- Given task: Copy out each line of the material in which the word "your" appears.

---+---

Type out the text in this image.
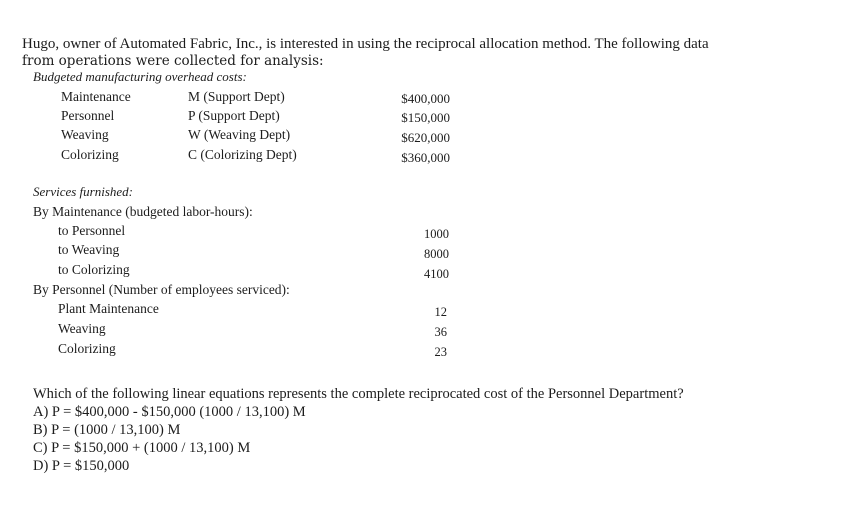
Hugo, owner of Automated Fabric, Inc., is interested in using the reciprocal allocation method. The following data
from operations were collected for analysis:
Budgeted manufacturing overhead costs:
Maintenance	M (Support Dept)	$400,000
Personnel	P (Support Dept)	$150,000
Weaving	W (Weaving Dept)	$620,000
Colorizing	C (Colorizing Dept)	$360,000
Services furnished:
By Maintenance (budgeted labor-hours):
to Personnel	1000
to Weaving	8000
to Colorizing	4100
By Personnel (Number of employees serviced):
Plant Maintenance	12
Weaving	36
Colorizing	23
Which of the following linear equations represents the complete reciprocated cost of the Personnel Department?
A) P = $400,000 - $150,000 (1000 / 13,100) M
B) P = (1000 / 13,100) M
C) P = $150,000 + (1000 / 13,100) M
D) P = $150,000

---+---

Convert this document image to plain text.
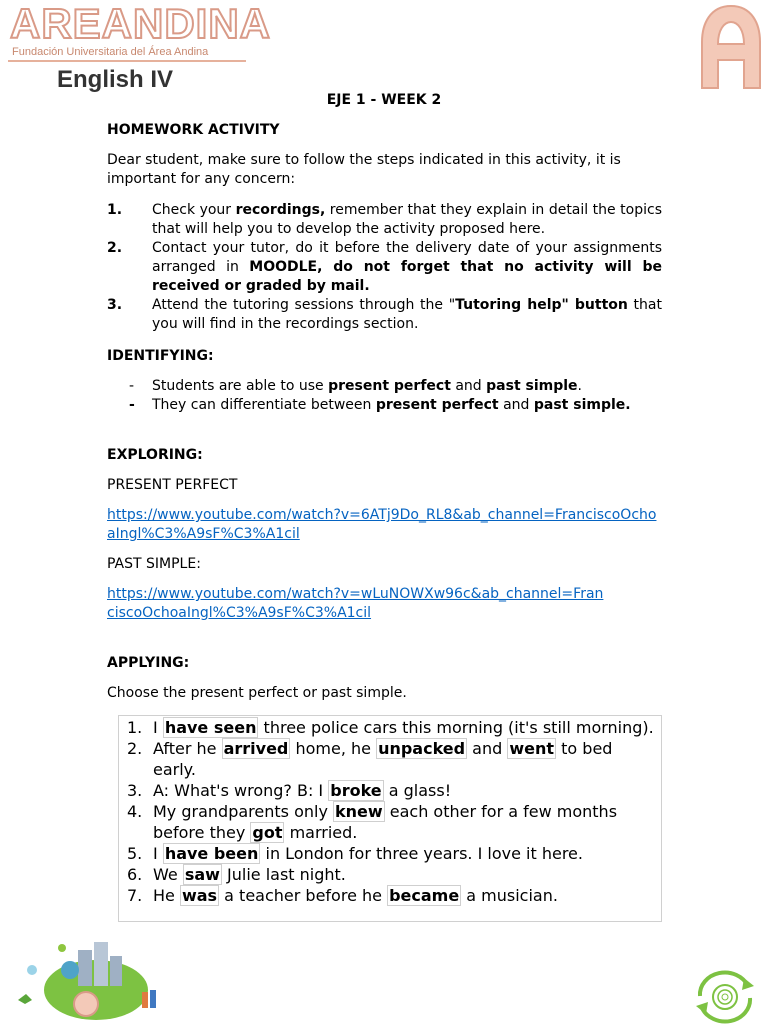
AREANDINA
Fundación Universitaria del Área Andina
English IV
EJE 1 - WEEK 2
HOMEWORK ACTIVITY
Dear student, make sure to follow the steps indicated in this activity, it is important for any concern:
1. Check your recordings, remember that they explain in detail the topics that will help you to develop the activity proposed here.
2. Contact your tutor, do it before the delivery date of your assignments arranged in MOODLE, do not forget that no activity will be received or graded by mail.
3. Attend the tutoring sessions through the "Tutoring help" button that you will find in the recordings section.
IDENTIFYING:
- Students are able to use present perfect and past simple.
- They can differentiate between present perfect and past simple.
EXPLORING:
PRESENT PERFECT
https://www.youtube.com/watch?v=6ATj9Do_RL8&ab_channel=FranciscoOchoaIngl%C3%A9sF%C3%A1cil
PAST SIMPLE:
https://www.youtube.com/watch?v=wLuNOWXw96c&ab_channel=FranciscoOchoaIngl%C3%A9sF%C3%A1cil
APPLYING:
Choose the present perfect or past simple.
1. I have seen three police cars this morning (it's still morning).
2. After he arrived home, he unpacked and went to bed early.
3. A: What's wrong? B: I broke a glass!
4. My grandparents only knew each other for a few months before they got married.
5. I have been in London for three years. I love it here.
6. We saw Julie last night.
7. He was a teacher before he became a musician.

---+---

- Completed exercise:
1. Check your recordings, remember that they explain in detail the topics that will help you to develop the activity proposed here.
2. Contact your tutor, do it before the delivery date of your assignments arranged in MOODLE, do not forget that no activity will be received or graded by mail.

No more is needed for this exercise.